>>>>>

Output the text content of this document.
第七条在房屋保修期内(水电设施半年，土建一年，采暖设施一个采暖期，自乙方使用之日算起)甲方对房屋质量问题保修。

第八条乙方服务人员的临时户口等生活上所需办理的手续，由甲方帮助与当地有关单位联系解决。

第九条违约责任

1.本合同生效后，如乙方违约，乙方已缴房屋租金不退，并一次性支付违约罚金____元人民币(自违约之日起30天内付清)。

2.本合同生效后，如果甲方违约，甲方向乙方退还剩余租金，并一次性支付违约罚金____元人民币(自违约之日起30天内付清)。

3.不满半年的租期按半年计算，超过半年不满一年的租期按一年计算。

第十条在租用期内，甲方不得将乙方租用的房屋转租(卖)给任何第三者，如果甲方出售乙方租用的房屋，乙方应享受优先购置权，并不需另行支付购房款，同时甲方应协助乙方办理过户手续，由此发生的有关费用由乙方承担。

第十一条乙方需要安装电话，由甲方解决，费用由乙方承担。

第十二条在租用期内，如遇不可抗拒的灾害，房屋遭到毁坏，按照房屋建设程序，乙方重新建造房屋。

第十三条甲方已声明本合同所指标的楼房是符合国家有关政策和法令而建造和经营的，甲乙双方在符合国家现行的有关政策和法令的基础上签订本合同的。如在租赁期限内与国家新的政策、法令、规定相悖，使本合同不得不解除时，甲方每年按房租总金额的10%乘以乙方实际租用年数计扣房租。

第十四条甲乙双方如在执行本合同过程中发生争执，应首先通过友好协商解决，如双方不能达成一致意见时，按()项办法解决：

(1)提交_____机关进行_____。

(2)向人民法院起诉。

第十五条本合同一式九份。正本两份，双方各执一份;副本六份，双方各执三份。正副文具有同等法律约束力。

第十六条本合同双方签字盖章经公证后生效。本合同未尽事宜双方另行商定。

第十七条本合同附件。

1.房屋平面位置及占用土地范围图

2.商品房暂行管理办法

<<<<<

» Exercise brief
Reproduce all of the records exactly.

» Answer for this exercise
Output the text content of this document.
第七条在房屋保修期内(水电设施半年，土建一年，采暖设施一个采暖期，自乙方使用之日算起)甲方对房屋质量问题保修。

第八条乙方服务人员的临时户口等生活上所需办理的手续，由甲方帮助与当地有关单位联系解决。

第九条违约责任

1.本合同生效后，如乙方违约，乙方已缴房屋租金不退，并一次性支付违约罚金____元人民币(自违约之日起30天内付清)。

2.本合同生效后，如果甲方违约，甲方向乙方退还剩余租金，并一次性支付违约罚金____元人民币(自违约之日起30天内付清)。

3.不满半年的租期按半年计算，超过半年不满一年的租期按一年计算。

第十条在租用期内，甲方不得将乙方租用的房屋转租(卖)给任何第三者，如果甲方出售乙方租用的房屋，乙方应享受优先购置权，并不需另行支付购房款，同时甲方应协助乙方办理过户手续，由此发生的有关费用由乙方承担。

第十一条乙方需要安装电话，由甲方解决，费用由乙方承担。

第十二条在租用期内，如遇不可抗拒的灾害，房屋遭到毁坏，按照房屋建设程序，乙方重新建造房屋。

第十三条甲方已声明本合同所指标的楼房是符合国家有关政策和法令而建造和经营的，甲乙双方在符合国家现行的有关政策和法令的基础上签订本合同的。如在租赁期限内与国家新的政策、法令、规定相悖，使本合同不得不解除时，甲方每年按房租总金额的10%乘以乙方实际租用年数计扣房租。

第十四条甲乙双方如在执行本合同过程中发生争执，应首先通过友好协商解决，如双方不能达成一致意见时，按()项办法解决：

(1)提交_____机关进行_____。

(2)向人民法院起诉。

第十五条本合同一式九份。正本两份，双方各执一份;副本六份，双方各执三份。正副文具有同等法律约束力。

第十六条本合同双方签字盖章经公证后生效。本合同未尽事宜双方另行商定。

第十七条本合同附件。

1.房屋平面位置及占用土地范围图

2.商品房暂行管理办法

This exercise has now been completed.